----- Supplied records

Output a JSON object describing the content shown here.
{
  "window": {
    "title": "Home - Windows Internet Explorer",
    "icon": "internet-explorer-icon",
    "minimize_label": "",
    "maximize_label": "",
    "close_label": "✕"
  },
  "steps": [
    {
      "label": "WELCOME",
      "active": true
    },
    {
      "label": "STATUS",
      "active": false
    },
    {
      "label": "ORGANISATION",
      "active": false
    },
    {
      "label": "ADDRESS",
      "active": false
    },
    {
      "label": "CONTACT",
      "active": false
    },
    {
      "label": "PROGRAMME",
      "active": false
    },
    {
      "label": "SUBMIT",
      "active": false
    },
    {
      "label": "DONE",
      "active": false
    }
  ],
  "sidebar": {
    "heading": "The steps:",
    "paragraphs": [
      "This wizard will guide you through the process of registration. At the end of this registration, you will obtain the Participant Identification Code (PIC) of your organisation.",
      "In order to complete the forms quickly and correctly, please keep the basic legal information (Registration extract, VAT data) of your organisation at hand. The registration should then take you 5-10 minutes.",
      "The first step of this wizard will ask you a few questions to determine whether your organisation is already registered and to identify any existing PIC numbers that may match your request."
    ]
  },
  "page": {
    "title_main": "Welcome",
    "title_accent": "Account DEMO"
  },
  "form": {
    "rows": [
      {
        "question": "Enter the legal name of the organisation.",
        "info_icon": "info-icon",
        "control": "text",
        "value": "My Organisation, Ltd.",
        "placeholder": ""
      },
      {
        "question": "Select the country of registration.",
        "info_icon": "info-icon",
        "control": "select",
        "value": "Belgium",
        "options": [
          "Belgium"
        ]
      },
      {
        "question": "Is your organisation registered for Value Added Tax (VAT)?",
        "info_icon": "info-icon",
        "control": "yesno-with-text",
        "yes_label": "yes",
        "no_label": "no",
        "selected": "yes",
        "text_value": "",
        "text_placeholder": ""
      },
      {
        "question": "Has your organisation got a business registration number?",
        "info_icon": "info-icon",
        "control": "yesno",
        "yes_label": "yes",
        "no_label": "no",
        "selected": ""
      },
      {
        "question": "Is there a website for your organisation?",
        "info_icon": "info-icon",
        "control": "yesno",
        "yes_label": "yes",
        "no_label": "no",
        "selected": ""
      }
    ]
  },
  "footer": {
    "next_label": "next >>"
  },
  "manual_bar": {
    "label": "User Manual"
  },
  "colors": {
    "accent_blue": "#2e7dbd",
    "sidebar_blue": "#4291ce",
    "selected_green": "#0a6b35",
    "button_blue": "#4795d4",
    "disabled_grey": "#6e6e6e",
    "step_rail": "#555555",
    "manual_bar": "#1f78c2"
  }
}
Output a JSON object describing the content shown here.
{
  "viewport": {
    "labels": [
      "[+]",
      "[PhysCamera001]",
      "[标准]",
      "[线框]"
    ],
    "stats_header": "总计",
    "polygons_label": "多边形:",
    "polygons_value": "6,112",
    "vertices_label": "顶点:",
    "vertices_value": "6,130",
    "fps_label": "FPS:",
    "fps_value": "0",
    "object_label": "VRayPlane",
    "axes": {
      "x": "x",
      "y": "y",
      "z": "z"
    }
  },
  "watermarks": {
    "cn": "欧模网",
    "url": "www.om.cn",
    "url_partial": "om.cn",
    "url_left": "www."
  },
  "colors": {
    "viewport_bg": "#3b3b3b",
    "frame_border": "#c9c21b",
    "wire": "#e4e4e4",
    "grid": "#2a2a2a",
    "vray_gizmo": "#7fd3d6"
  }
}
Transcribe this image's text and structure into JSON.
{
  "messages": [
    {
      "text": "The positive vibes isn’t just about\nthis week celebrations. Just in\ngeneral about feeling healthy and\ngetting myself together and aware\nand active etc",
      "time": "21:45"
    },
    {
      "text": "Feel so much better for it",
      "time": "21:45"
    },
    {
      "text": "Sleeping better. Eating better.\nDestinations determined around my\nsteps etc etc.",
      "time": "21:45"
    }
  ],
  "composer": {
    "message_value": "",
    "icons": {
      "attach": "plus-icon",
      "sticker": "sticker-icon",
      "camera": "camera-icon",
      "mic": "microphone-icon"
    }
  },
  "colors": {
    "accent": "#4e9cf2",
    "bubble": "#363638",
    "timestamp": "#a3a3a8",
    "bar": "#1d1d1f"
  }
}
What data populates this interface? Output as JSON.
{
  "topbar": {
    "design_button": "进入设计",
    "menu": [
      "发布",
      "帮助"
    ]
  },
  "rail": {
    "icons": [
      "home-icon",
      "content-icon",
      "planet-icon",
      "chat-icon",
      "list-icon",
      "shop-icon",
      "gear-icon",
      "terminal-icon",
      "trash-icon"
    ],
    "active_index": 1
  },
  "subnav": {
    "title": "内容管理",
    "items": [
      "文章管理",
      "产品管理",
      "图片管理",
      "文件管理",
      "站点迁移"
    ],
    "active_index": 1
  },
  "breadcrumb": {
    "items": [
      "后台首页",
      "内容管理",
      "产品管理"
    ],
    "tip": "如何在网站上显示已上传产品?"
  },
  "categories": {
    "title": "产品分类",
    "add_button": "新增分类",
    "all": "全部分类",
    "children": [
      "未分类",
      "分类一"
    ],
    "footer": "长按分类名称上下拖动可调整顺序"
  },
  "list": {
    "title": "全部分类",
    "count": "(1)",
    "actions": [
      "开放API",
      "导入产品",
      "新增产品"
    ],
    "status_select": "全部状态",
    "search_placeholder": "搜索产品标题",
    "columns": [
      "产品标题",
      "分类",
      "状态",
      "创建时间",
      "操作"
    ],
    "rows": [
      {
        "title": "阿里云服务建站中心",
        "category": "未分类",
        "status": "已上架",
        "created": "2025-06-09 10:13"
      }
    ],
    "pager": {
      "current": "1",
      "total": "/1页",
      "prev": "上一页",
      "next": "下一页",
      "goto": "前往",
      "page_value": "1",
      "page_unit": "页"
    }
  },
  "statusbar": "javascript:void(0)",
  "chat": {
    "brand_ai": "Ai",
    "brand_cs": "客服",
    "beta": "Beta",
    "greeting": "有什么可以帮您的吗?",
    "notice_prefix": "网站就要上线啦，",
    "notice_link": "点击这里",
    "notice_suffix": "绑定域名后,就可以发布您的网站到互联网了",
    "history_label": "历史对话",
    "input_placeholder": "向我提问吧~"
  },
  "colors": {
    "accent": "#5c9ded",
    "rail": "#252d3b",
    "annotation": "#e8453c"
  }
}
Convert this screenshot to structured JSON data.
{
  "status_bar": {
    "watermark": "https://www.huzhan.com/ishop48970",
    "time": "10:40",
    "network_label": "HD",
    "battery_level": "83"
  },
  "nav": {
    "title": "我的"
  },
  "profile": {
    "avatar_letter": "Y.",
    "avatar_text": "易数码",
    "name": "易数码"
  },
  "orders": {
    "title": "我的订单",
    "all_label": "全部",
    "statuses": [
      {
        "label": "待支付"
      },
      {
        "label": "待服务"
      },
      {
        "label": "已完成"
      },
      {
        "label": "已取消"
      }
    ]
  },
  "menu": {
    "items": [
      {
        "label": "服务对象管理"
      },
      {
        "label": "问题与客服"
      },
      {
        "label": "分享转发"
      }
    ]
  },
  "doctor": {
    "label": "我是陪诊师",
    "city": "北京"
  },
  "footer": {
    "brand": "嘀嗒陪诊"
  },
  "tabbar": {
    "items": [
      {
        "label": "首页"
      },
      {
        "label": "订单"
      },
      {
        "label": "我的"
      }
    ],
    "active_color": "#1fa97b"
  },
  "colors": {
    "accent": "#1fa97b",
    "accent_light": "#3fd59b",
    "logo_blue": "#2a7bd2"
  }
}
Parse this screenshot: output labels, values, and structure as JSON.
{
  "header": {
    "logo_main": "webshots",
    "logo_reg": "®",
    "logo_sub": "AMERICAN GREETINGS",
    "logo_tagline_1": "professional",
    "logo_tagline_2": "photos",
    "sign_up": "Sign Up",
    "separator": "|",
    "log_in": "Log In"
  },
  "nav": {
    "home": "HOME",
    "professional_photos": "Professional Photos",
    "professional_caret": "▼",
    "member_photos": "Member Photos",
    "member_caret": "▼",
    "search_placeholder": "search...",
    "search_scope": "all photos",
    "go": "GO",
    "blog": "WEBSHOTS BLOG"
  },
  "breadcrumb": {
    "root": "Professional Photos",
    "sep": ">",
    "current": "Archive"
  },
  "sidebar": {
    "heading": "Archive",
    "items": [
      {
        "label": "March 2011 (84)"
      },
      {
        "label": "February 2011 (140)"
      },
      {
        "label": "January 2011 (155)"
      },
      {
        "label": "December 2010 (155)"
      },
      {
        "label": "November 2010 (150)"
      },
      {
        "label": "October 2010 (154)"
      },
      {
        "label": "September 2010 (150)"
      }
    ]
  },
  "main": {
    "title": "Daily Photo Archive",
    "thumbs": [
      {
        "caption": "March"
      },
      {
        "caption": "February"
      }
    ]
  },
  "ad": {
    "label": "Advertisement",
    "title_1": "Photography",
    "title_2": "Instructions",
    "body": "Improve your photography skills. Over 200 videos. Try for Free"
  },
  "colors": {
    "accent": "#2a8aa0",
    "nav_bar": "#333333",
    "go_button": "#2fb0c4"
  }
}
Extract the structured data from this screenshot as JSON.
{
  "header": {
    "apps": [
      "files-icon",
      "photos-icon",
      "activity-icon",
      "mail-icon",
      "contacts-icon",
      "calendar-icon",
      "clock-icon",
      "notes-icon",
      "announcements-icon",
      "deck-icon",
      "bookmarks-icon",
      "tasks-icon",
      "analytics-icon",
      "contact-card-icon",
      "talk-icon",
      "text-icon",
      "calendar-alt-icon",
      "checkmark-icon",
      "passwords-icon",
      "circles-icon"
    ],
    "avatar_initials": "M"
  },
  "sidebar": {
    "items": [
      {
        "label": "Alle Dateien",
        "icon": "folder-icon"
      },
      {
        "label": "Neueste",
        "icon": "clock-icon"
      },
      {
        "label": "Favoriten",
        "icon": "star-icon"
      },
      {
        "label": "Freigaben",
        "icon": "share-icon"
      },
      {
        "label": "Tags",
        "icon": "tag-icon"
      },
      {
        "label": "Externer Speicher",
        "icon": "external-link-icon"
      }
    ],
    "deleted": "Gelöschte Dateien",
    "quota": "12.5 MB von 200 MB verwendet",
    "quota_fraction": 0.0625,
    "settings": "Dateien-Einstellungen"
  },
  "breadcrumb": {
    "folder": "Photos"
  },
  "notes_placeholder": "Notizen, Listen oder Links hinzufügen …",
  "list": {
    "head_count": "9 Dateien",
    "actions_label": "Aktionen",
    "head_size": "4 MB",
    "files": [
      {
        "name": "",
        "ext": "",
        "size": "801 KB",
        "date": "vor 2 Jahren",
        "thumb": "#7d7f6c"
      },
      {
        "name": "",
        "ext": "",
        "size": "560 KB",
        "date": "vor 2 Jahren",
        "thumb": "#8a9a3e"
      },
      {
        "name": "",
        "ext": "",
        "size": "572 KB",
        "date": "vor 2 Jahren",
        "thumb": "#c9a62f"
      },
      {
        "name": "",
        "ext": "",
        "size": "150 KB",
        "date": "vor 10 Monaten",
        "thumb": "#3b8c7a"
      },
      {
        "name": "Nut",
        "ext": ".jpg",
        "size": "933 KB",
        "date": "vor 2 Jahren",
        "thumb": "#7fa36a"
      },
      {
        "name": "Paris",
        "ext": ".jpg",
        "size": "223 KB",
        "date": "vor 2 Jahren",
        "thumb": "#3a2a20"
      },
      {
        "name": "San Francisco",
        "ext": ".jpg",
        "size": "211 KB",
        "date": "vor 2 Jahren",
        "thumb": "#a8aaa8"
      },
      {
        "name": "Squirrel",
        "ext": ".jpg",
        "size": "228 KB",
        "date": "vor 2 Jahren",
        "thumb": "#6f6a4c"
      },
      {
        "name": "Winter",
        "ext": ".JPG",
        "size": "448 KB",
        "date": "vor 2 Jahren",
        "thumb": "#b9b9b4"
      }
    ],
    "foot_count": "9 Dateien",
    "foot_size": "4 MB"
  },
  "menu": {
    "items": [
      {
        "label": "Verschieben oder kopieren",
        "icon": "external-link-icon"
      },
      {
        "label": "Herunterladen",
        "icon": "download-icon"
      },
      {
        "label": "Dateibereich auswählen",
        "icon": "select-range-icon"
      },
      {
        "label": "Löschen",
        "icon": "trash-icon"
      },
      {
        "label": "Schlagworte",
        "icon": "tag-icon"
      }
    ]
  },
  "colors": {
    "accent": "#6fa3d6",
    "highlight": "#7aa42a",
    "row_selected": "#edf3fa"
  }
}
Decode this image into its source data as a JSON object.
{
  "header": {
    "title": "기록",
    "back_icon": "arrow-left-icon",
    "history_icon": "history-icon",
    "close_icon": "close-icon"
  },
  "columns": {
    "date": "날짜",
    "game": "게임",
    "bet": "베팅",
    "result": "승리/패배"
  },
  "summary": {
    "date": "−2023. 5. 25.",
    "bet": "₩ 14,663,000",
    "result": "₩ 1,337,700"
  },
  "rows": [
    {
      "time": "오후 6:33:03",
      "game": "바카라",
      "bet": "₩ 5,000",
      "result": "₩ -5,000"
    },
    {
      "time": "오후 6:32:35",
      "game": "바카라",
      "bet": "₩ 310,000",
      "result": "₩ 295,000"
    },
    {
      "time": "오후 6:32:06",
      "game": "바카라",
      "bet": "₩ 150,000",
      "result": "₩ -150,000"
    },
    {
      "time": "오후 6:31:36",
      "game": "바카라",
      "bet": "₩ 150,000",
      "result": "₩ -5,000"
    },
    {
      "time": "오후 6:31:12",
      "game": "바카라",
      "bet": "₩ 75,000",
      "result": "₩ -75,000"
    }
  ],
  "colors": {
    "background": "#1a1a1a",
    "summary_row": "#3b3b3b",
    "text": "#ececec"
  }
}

----------

▸ **What you have to do**:
Return each line that includes "February".

▸ **The response**:
        "label": "February 2011 (140)"
        "caption": "February"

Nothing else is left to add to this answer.